→ ENTRIES PROVIDED:

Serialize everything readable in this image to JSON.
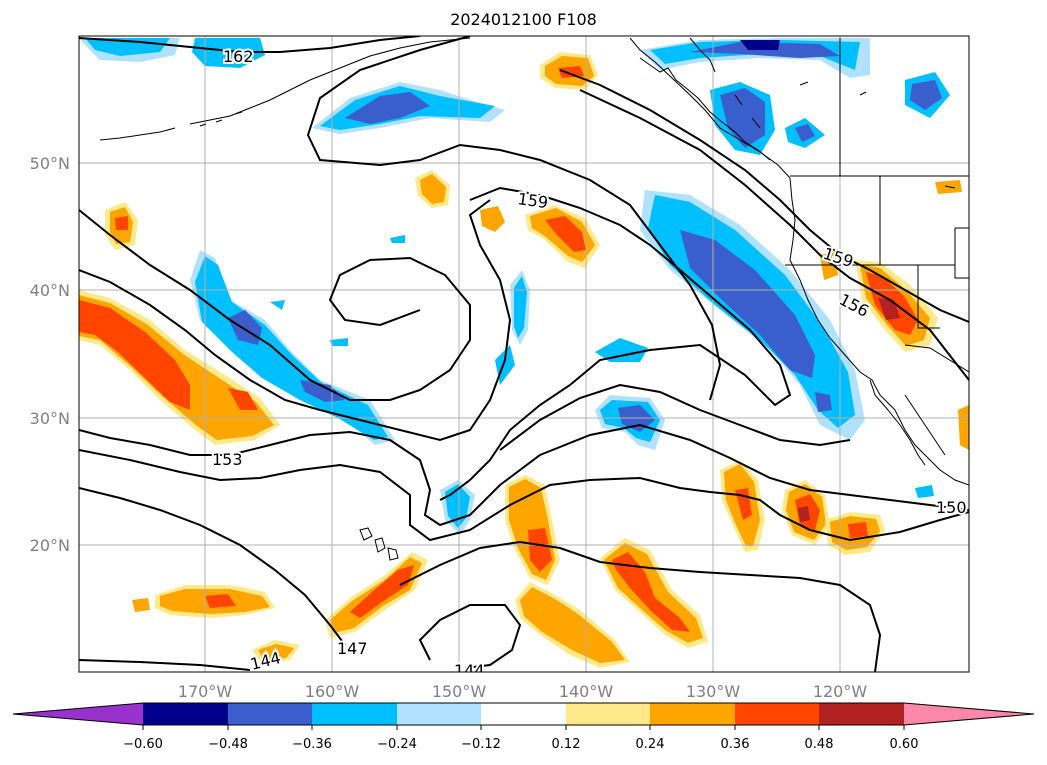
{
  "title": "2024012100 F108",
  "map": {
    "lat_labels": [
      "50°N",
      "40°N",
      "30°N",
      "20°N"
    ],
    "lon_labels": [
      "170°W",
      "160°W",
      "150°W",
      "140°W",
      "130°W",
      "120°W"
    ],
    "contour_labels": [
      "162",
      "159",
      "159",
      "156",
      "153",
      "150",
      "147",
      "144",
      "144"
    ],
    "grid": true
  },
  "colorbar": {
    "ticks": [
      "−0.60",
      "−0.48",
      "−0.36",
      "−0.24",
      "−0.12",
      "0.12",
      "0.24",
      "0.36",
      "0.48",
      "0.60"
    ],
    "colors": [
      "#9932cc",
      "#00008b",
      "#3a5fcd",
      "#00bfff",
      "#b0e2ff",
      "#ffffff",
      "#ffe98a",
      "#ffa500",
      "#ff4500",
      "#b22222",
      "#ff88aa"
    ]
  }
}
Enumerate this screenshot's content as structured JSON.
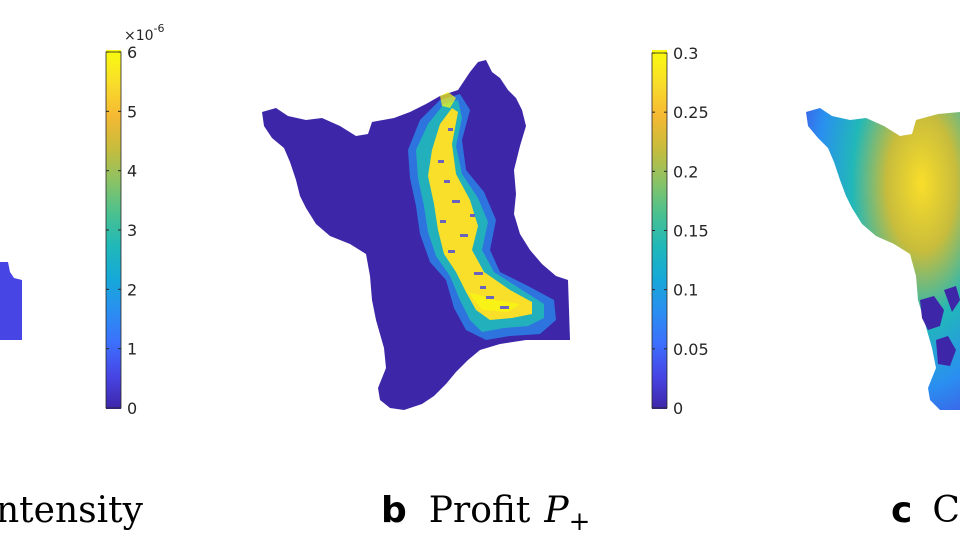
{
  "colors": {
    "parula": [
      "#3e26a8",
      "#4745e4",
      "#3c6ffd",
      "#2a8ff0",
      "#16a9d8",
      "#21b8b8",
      "#4ac18f",
      "#8cc264",
      "#c8bc3c",
      "#f5b933",
      "#f9de2a",
      "#f9fb0e"
    ],
    "background": "#ffffff"
  },
  "chart_data": [
    {
      "panel": "a",
      "type": "heatmap",
      "caption": {
        "letter": "",
        "text": "ntensity"
      },
      "colorbar": {
        "ticks": [
          "0",
          "1",
          "2",
          "3",
          "4",
          "5",
          "6"
        ],
        "range": [
          0,
          6
        ],
        "exponent_label": "×10",
        "exponent_value": "-6"
      }
    },
    {
      "panel": "b",
      "type": "heatmap",
      "caption": {
        "letter": "b",
        "text": "Profit",
        "math": "P",
        "subscript": "+"
      },
      "colorbar": {
        "ticks": [
          "0",
          "0.05",
          "0.1",
          "0.15",
          "0.2",
          "0.25",
          "0.3"
        ],
        "range": [
          0,
          0.3
        ]
      }
    },
    {
      "panel": "c",
      "type": "heatmap",
      "caption": {
        "letter": "c",
        "text": "C"
      }
    }
  ]
}
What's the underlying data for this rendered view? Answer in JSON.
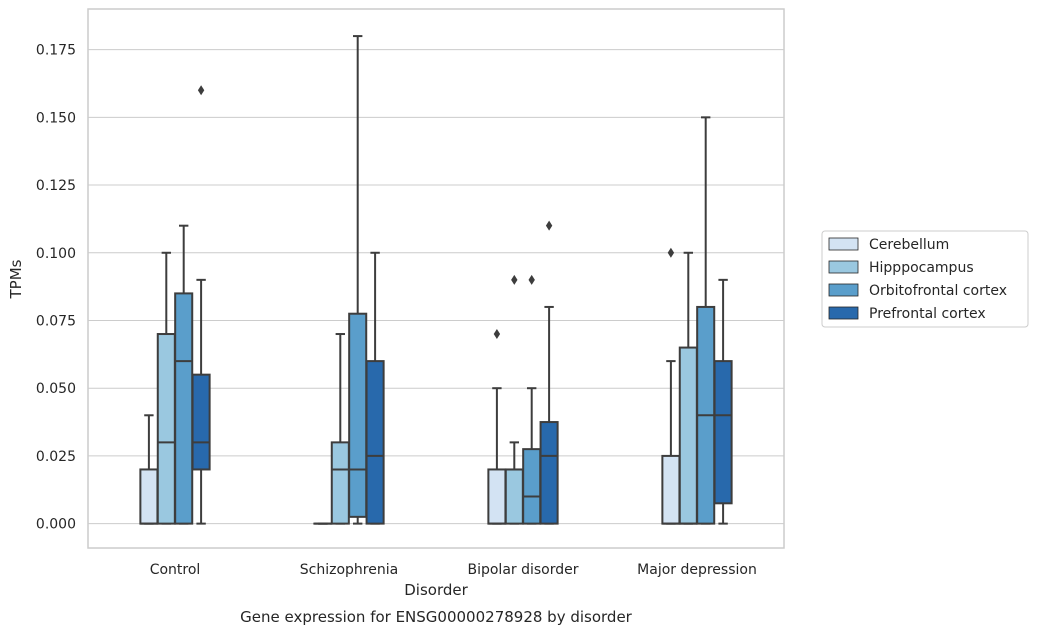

→ TASK STATEMENT:
Reproduce the whole listing exactly, but not the images in it.

→ COMPLETED EXERCISE:
Serialize everything readable in this image to JSON.
{
  "title": "2024012100 F108",
  "map": {
    "lat_labels": [
      "50°N",
      "40°N",
      "30°N",
      "20°N"
    ],
    "lon_labels": [
      "170°W",
      "160°W",
      "150°W",
      "140°W",
      "130°W",
      "120°W"
    ],
    "contour_labels": [
      "162",
      "159",
      "159",
      "156",
      "153",
      "150",
      "147",
      "144",
      "144"
    ],
    "grid": true
  },
  "colorbar": {
    "ticks": [
      "−0.60",
      "−0.48",
      "−0.36",
      "−0.24",
      "−0.12",
      "0.12",
      "0.24",
      "0.36",
      "0.48",
      "0.60"
    ],
    "colors": [
      "#9932cc",
      "#00008b",
      "#3a5fcd",
      "#00bfff",
      "#b0e2ff",
      "#ffffff",
      "#ffe98a",
      "#ffa500",
      "#ff4500",
      "#b22222",
      "#ff88aa"
    ]
  }
}
Enumerate this screenshot's content as structured JSON.
{
  "colors": {
    "parula": [
      "#3e26a8",
      "#4745e4",
      "#3c6ffd",
      "#2a8ff0",
      "#16a9d8",
      "#21b8b8",
      "#4ac18f",
      "#8cc264",
      "#c8bc3c",
      "#f5b933",
      "#f9de2a",
      "#f9fb0e"
    ],
    "background": "#ffffff"
  },
  "chart_data": [
    {
      "panel": "a",
      "type": "heatmap",
      "caption": {
        "letter": "",
        "text": "ntensity"
      },
      "colorbar": {
        "ticks": [
          "0",
          "1",
          "2",
          "3",
          "4",
          "5",
          "6"
        ],
        "range": [
          0,
          6
        ],
        "exponent_label": "×10",
        "exponent_value": "-6"
      }
    },
    {
      "panel": "b",
      "type": "heatmap",
      "caption": {
        "letter": "b",
        "text": "Profit",
        "math": "P",
        "subscript": "+"
      },
      "colorbar": {
        "ticks": [
          "0",
          "0.05",
          "0.1",
          "0.15",
          "0.2",
          "0.25",
          "0.3"
        ],
        "range": [
          0,
          0.3
        ]
      }
    },
    {
      "panel": "c",
      "type": "heatmap",
      "caption": {
        "letter": "c",
        "text": "C"
      }
    }
  ]
}
What's the underlying data for this rendered view? Answer in JSON.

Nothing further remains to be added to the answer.